Stored data:
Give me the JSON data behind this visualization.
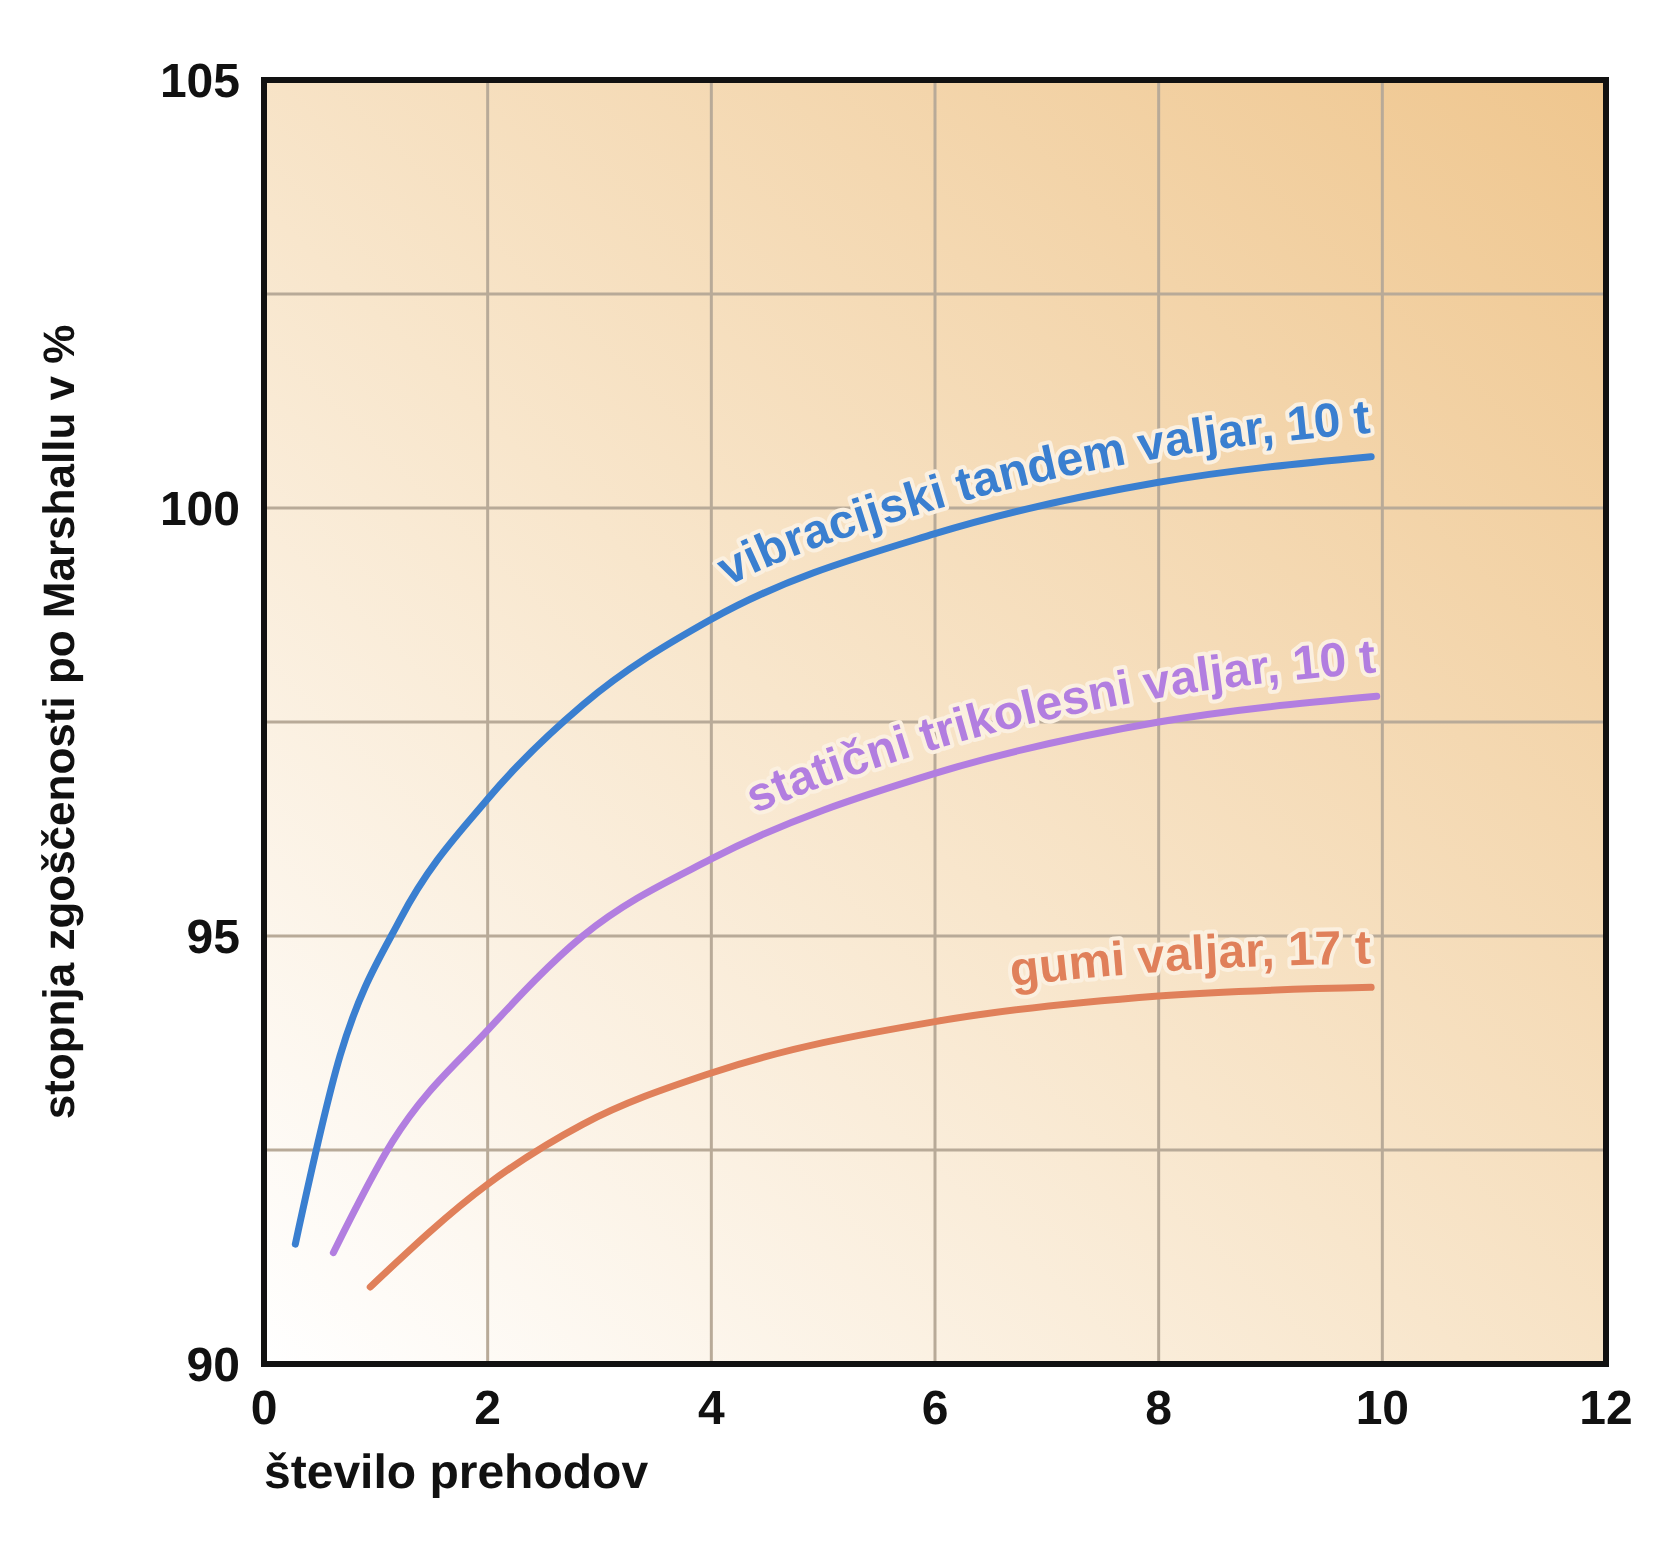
{
  "chart_data": {
    "type": "line",
    "xlabel": "število prehodov",
    "ylabel": "stopnja zgoščenosti po Marshallu v %",
    "xlim": [
      0,
      12
    ],
    "xticks": [
      0,
      2,
      4,
      6,
      8,
      10,
      12
    ],
    "ylim": [
      90,
      105
    ],
    "yticks": [
      90,
      {
        "value": 92.5,
        "label": null
      },
      95,
      {
        "value": 97.5,
        "label": null
      },
      100,
      {
        "value": 102.5,
        "label": null
      },
      105
    ],
    "grid": true,
    "marker": "none",
    "line_style": "solid",
    "series": [
      {
        "name": "vibracijski tandem valjar, 10 t",
        "color": "#3a7fd0",
        "x": [
          0.28,
          0.68,
          1.22,
          2,
          2.85,
          4,
          6,
          8,
          9.9
        ],
        "values": [
          91.4,
          93.6,
          95.2,
          96.6,
          97.7,
          98.7,
          99.7,
          100.3,
          100.6
        ]
      },
      {
        "name": "statični trikolesni valjar, 10 t",
        "color": "#b27ee0",
        "x": [
          0.62,
          1.15,
          2,
          2.85,
          4,
          6,
          8,
          9.95
        ],
        "values": [
          91.3,
          92.6,
          93.9,
          95,
          95.9,
          96.9,
          97.5,
          97.8
        ]
      },
      {
        "name": "gumi valjar, 17 t",
        "color": "#e0805a",
        "x": [
          0.95,
          2,
          2.85,
          4,
          6,
          8,
          9.9
        ],
        "values": [
          90.9,
          92.1,
          92.8,
          93.4,
          94,
          94.3,
          94.4
        ]
      }
    ]
  }
}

Written exercise: Pictures excluded, quote all the data above exactly.

Answer to this exercise:
Give me the JSON data behind this visualization.
{
  "chart_data": {
    "type": "line",
    "xlabel": "število prehodov",
    "ylabel": "stopnja zgoščenosti po Marshallu v %",
    "xlim": [
      0,
      12
    ],
    "xticks": [
      0,
      2,
      4,
      6,
      8,
      10,
      12
    ],
    "ylim": [
      90,
      105
    ],
    "yticks": [
      90,
      {
        "value": 92.5,
        "label": null
      },
      95,
      {
        "value": 97.5,
        "label": null
      },
      100,
      {
        "value": 102.5,
        "label": null
      },
      105
    ],
    "grid": true,
    "marker": "none",
    "line_style": "solid",
    "series": [
      {
        "name": "vibracijski tandem valjar, 10 t",
        "color": "#3a7fd0",
        "x": [
          0.28,
          0.68,
          1.22,
          2,
          2.85,
          4,
          6,
          8,
          9.9
        ],
        "values": [
          91.4,
          93.6,
          95.2,
          96.6,
          97.7,
          98.7,
          99.7,
          100.3,
          100.6
        ]
      },
      {
        "name": "statični trikolesni valjar, 10 t",
        "color": "#b27ee0",
        "x": [
          0.62,
          1.15,
          2,
          2.85,
          4,
          6,
          8,
          9.95
        ],
        "values": [
          91.3,
          92.6,
          93.9,
          95,
          95.9,
          96.9,
          97.5,
          97.8
        ]
      },
      {
        "name": "gumi valjar, 17 t",
        "color": "#e0805a",
        "x": [
          0.95,
          2,
          2.85,
          4,
          6,
          8,
          9.9
        ],
        "values": [
          90.9,
          92.1,
          92.8,
          93.4,
          94,
          94.3,
          94.4
        ]
      }
    ]
  }
}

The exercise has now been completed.